- PROBLEM DESCRIPTION
Give only the number of lines in these records that contain the word "чрезвычайных".
━━━━━━━━━━━━━━━━
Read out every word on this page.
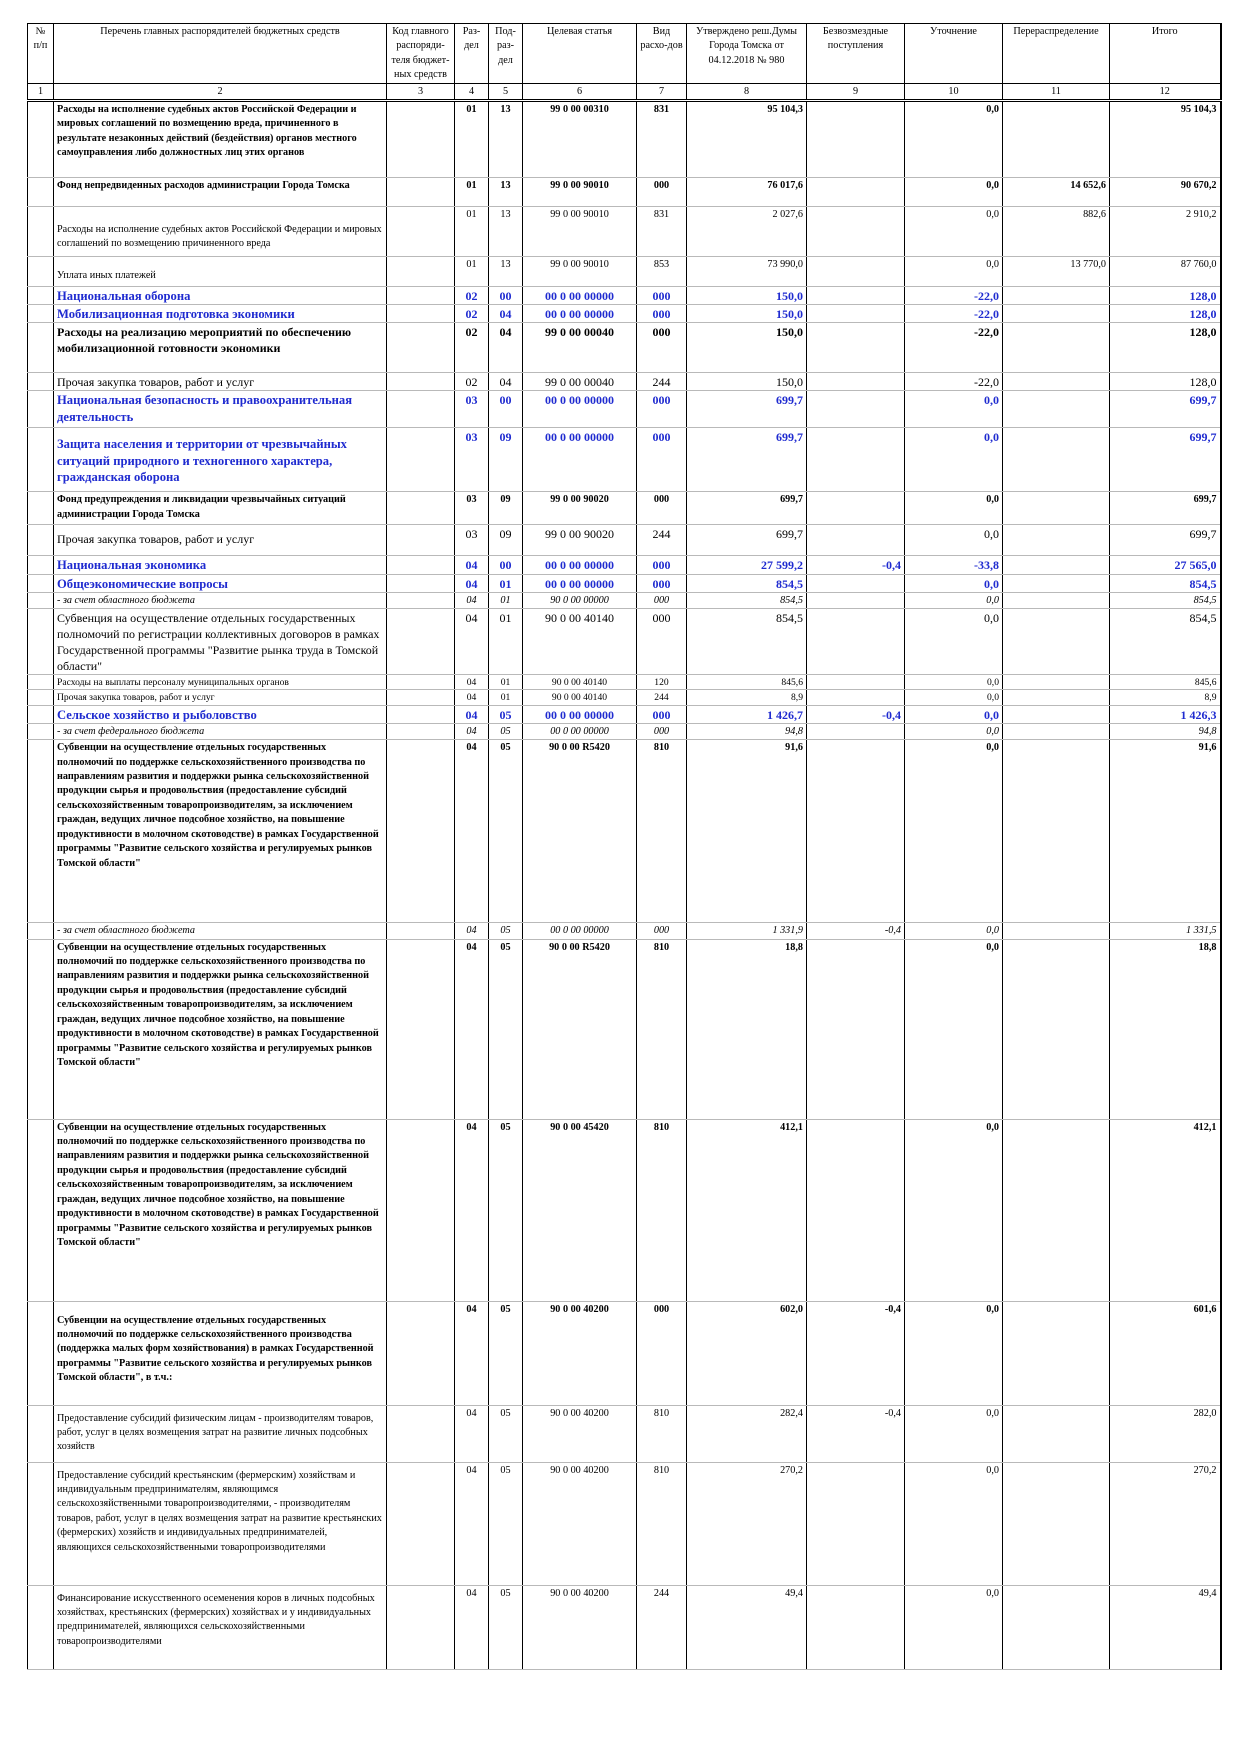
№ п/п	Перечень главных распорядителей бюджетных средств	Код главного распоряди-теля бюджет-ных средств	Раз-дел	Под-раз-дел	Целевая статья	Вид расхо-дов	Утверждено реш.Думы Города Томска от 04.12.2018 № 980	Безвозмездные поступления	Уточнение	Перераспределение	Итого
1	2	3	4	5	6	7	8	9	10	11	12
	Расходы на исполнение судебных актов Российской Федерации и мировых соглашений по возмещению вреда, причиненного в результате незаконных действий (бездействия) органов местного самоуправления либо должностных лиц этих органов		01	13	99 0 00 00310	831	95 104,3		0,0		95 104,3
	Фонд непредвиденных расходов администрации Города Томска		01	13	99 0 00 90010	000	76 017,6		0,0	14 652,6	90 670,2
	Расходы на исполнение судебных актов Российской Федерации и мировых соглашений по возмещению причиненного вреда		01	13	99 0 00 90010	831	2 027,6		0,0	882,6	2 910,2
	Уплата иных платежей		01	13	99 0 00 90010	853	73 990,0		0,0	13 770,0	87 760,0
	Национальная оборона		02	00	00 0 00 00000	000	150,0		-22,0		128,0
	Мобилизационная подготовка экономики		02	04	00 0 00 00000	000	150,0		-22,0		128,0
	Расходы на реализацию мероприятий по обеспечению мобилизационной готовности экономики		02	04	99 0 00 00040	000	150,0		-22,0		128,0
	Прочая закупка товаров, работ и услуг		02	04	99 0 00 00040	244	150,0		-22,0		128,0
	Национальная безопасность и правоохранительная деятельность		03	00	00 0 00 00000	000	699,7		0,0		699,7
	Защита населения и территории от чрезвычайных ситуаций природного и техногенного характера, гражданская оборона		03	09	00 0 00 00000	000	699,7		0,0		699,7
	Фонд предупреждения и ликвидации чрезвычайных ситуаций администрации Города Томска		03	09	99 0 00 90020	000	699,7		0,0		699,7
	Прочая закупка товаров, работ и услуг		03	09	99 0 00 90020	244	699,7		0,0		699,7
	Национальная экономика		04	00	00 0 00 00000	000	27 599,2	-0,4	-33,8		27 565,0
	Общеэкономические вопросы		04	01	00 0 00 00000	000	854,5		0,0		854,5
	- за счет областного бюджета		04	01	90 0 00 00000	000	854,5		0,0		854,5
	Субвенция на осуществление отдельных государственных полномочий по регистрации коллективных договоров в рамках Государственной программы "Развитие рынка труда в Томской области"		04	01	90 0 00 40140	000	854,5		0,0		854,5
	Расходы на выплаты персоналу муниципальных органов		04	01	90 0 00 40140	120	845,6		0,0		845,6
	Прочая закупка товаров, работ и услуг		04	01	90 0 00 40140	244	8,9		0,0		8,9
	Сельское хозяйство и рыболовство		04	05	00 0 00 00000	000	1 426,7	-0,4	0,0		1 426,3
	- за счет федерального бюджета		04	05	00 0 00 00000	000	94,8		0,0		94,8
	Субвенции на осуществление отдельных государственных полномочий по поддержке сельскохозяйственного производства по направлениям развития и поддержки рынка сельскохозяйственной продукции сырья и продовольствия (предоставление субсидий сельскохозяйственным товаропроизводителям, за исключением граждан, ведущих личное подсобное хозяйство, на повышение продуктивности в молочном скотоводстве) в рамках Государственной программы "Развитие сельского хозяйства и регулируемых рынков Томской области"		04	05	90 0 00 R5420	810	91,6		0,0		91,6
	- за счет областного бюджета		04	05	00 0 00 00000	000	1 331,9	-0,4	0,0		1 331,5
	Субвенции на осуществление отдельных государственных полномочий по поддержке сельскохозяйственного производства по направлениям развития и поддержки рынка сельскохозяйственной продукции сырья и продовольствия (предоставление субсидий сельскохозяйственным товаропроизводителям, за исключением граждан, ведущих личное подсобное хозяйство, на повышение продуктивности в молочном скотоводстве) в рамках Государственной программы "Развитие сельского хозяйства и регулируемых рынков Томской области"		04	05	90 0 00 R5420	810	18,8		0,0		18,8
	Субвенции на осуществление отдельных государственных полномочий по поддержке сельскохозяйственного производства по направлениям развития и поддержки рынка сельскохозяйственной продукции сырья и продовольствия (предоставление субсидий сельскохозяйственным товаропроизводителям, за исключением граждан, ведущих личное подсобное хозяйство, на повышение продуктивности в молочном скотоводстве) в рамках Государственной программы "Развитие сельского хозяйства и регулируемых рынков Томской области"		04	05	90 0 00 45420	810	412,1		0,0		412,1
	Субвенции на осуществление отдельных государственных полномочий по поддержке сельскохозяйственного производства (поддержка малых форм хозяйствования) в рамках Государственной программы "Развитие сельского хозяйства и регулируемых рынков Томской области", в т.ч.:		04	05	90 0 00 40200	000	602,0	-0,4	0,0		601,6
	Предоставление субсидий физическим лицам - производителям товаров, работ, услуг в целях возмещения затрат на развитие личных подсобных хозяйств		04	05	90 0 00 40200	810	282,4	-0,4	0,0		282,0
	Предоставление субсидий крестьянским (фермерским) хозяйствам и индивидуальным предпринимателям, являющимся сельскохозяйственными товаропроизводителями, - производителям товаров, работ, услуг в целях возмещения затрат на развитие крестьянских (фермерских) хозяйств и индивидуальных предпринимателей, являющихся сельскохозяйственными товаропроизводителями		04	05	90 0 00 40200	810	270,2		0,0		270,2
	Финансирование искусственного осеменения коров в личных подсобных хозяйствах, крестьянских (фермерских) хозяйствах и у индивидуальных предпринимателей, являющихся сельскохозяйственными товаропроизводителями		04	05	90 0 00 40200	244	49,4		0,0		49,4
━━━━━━━━━━━━━━━━
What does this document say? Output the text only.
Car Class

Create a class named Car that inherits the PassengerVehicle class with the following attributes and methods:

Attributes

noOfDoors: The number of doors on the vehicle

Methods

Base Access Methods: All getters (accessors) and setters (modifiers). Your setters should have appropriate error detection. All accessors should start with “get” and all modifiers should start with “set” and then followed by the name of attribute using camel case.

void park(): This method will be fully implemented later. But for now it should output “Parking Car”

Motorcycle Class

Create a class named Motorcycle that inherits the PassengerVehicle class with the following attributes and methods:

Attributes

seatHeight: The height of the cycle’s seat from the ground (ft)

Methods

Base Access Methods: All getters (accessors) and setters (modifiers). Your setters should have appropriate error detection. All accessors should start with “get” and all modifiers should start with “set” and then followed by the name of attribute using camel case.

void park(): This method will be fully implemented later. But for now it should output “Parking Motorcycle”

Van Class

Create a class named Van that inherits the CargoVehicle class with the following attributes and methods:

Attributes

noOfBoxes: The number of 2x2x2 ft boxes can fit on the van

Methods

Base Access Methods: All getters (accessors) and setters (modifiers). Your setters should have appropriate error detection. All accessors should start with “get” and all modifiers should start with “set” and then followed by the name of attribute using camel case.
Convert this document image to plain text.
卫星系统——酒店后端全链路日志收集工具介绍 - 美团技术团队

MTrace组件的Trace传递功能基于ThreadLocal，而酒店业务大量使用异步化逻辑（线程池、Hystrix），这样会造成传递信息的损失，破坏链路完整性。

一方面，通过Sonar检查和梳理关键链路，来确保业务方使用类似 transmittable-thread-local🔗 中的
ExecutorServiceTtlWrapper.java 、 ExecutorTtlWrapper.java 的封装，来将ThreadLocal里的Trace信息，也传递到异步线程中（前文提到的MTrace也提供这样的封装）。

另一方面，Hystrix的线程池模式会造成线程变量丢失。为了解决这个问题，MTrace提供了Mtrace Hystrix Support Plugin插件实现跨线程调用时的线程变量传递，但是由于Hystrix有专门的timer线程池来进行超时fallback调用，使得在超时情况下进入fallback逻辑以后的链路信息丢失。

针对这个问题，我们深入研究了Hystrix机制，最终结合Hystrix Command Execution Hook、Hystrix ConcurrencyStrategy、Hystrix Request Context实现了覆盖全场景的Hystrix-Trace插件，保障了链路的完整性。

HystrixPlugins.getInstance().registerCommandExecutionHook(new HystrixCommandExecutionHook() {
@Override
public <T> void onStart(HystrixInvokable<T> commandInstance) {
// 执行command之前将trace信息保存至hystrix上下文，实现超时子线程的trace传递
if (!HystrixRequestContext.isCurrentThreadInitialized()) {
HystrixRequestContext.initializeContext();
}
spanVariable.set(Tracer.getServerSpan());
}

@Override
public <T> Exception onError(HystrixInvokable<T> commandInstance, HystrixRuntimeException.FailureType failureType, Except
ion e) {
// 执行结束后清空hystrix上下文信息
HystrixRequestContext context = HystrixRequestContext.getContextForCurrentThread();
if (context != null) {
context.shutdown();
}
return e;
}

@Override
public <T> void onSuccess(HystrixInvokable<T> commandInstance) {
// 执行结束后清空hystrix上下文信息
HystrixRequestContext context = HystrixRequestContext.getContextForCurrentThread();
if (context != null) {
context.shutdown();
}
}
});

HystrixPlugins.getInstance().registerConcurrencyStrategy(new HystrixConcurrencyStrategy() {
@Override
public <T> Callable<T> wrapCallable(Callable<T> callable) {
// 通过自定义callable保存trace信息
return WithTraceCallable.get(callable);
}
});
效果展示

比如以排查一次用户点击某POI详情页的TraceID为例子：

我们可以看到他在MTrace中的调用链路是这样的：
━━━━━━━━━━━━━━━━
- CORRECT OUTPUT
2